START Records to process

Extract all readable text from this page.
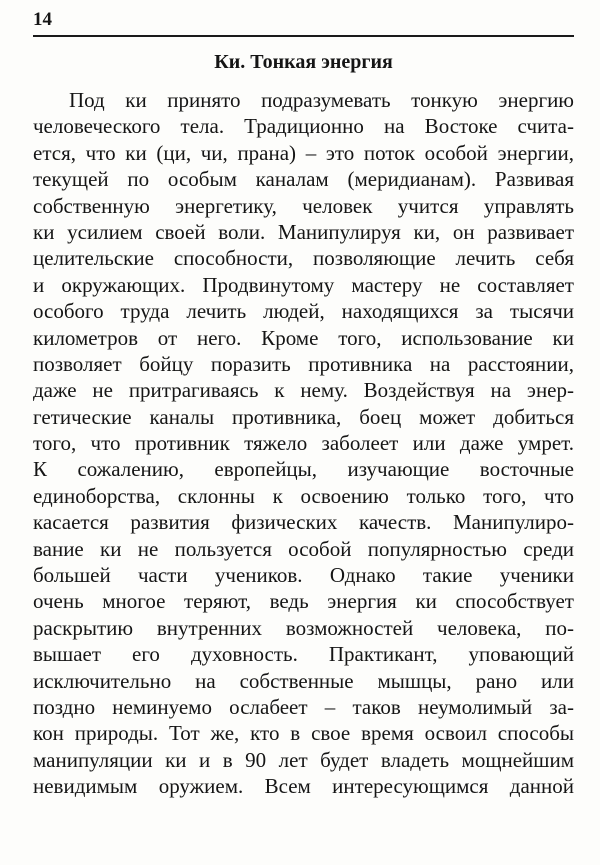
14
Ки. Тонкая энергия
Под ки принято подразумевать тонкую энергию
человеческого тела. Традиционно на Востоке счита-
ется, что ки (ци, чи, прана) – это поток особой энергии,
текущей по особым каналам (меридианам). Развивая
собственную энергетику, человек учится управлять
ки усилием своей воли. Манипулируя ки, он развивает
целительские способности, позволяющие лечить себя
и окружающих. Продвинутому мастеру не составляет
особого труда лечить людей, находящихся за тысячи
километров от него. Кроме того, использование ки
позволяет бойцу поразить противника на расстоянии,
даже не притрагиваясь к нему. Воздействуя на энер-
гетические каналы противника, боец может добиться
того, что противник тяжело заболеет или даже умрет.
К сожалению, европейцы, изучающие восточные
единоборства, склонны к освоению только того, что
касается развития физических качеств. Манипулиро-
вание ки не пользуется особой популярностью среди
большей части учеников. Однако такие ученики
очень многое теряют, ведь энергия ки способствует
раскрытию внутренних возможностей человека, по-
вышает его духовность. Практикант, уповающий
исключительно на собственные мышцы, рано или
поздно неминуемо ослабеет – таков неумолимый за-
кон природы. Тот же, кто в свое время освоил способы
манипуляции ки и в 90 лет будет владеть мощнейшим
невидимым оружием. Всем интересующимся данной
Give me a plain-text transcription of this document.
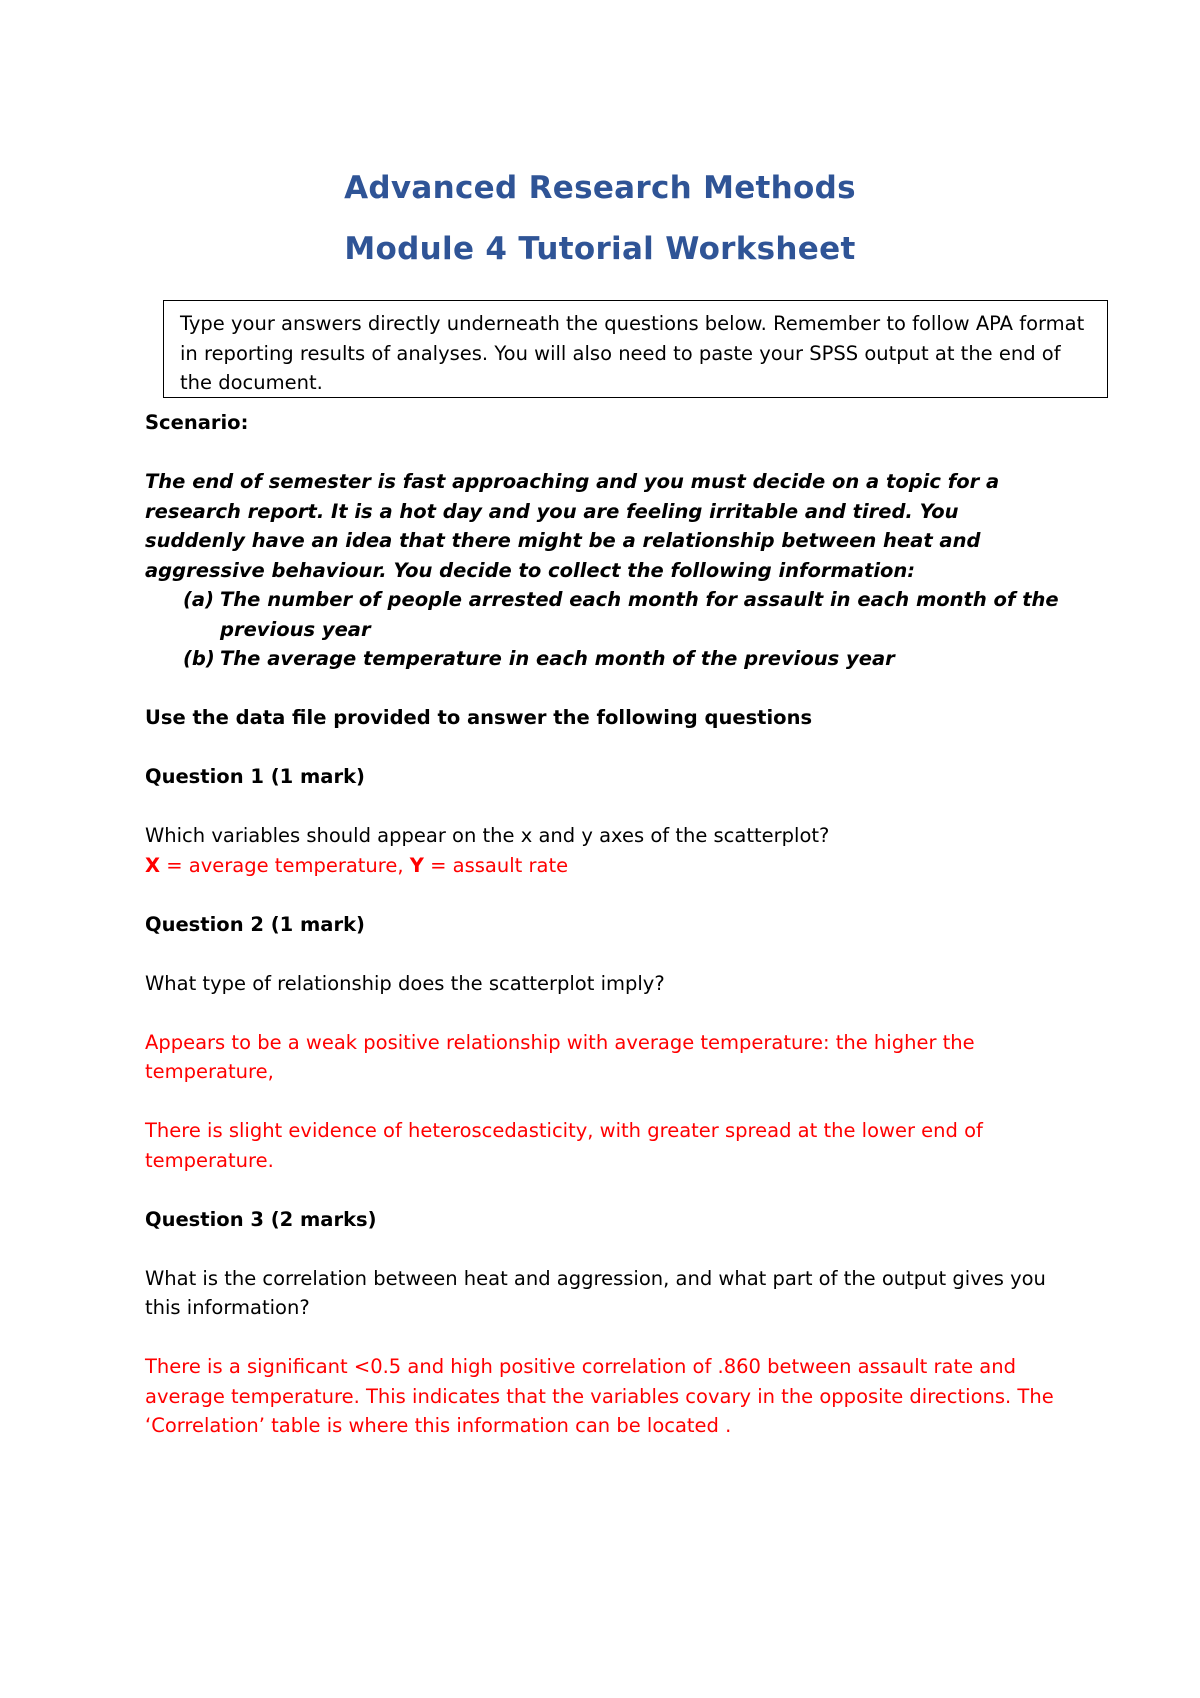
Advanced Research Methods
Module 4 Tutorial Worksheet
Type your answers directly underneath the questions below. Remember to follow APA format in reporting results of analyses. You will also need to paste your SPSS output at the end of the document.

Scenario:

The end of semester is fast approaching and you must decide on a topic for a research report. It is a hot day and you are feeling irritable and tired. You suddenly have an idea that there might be a relationship between heat and aggressive behaviour. You decide to collect the following information:

(a) The number of people arrested each month for assault in each month of the previous year
(b) The average temperature in each month of the previous year

Use the data file provided to answer the following questions

Question 1 (1 mark)

Which variables should appear on the x and y axes of the scatterplot?

X = average temperature, Y = assault rate

Question 2 (1 mark)

What type of relationship does the scatterplot imply?

Appears to be a weak positive relationship with average temperature: the higher the temperature,

There is slight evidence of heteroscedasticity, with greater spread at the lower end of temperature.

Question 3 (2 marks)

What is the correlation between heat and aggression, and what part of the output gives you this information?

There is a significant <0.5 and high positive correlation of .860 between assault rate and average temperature. This indicates that the variables covary in the opposite directions. The ‘Correlation’ table is where this information can be located .
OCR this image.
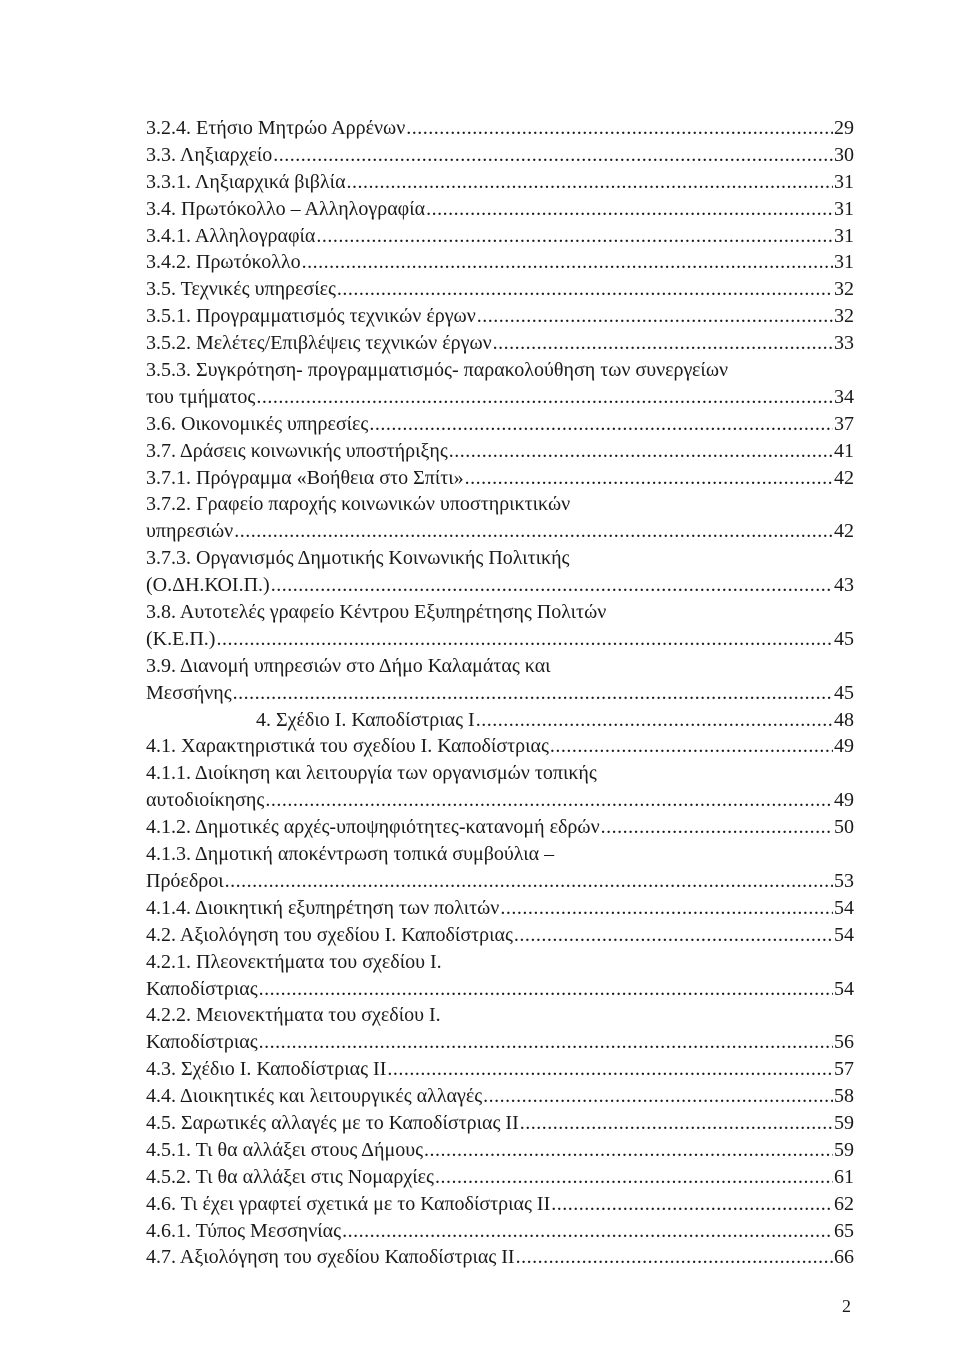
3.2.4. Ετήσιο Μητρώο Αρρένων .....	29
3.3. Ληξιαρχείο .....	30
3.3.1. Ληξιαρχικά βιβλία .....	31
3.4. Πρωτόκολλο – Αλληλογραφία .....	31
3.4.1. Αλληλογραφία .....	31
3.4.2. Πρωτόκολλο .....	31
3.5. Τεχνικές υπηρεσίες .....	32
3.5.1. Προγραμματισμός τεχνικών έργων .....	32
3.5.2. Μελέτες/Επιβλέψεις τεχνικών έργων .....	33
3.5.3. Συγκρότηση- προγραμματισμός- παρακολούθηση των συνεργείων
του τμήματος .....	34
3.6. Οικονομικές υπηρεσίες .....	37
3.7. Δράσεις κοινωνικής υποστήριξης .....	41
3.7.1. Πρόγραμμα «Βοήθεια στο Σπίτι» .....	42
3.7.2. Γραφείο παροχής κοινωνικών υποστηρικτικών
υπηρεσιών .....	42
3.7.3. Οργανισμός Δημοτικής Κοινωνικής Πολιτικής
(Ο.ΔΗ.ΚΟΙ.Π.) .....	43
3.8. Αυτοτελές γραφείο Κέντρου Εξυπηρέτησης Πολιτών
(Κ.Ε.Π.) .....	45
3.9. Διανομή υπηρεσιών στο Δήμο Καλαμάτας και
Μεσσήνης .....	45
4. Σχέδιο Ι. Καποδίστριας Ι .....	48
4.1. Χαρακτηριστικά του σχεδίου Ι. Καποδίστριας .....	49
4.1.1. Διοίκηση και λειτουργία των οργανισμών τοπικής
αυτοδιοίκησης .....	49
4.1.2. Δημοτικές αρχές-υποψηφιότητες-κατανομή εδρών .....	50
4.1.3. Δημοτική αποκέντρωση τοπικά συμβούλια –
Πρόεδροι .....	53
4.1.4. Διοικητική εξυπηρέτηση των πολιτών .....	54
4.2. Αξιολόγηση του σχεδίου Ι. Καποδίστριας .....	54
4.2.1. Πλεονεκτήματα του σχεδίου Ι.
Καποδίστριας .....	54
4.2.2. Μειονεκτήματα του σχεδίου Ι.
Καποδίστριας .....	56
4.3. Σχέδιο Ι. Καποδίστριας ΙΙ .....	57
4.4. Διοικητικές και λειτουργικές αλλαγές .....	58
4.5. Σαρωτικές αλλαγές με το Καποδίστριας ΙΙ .....	59
4.5.1. Τι θα αλλάξει στους Δήμους .....	59
4.5.2. Τι θα αλλάξει στις Νομαρχίες .....	61
4.6. Τι έχει γραφτεί σχετικά με το Καποδίστριας ΙΙ .....	62
4.6.1. Τύπος Μεσσηνίας .....	65
4.7. Αξιολόγηση του σχεδίου Καποδίστριας ΙΙ .....	66
2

END Records to process

Problem
Answer with one number: how many lines in the listing hold "temperature".

Solution to this problem
5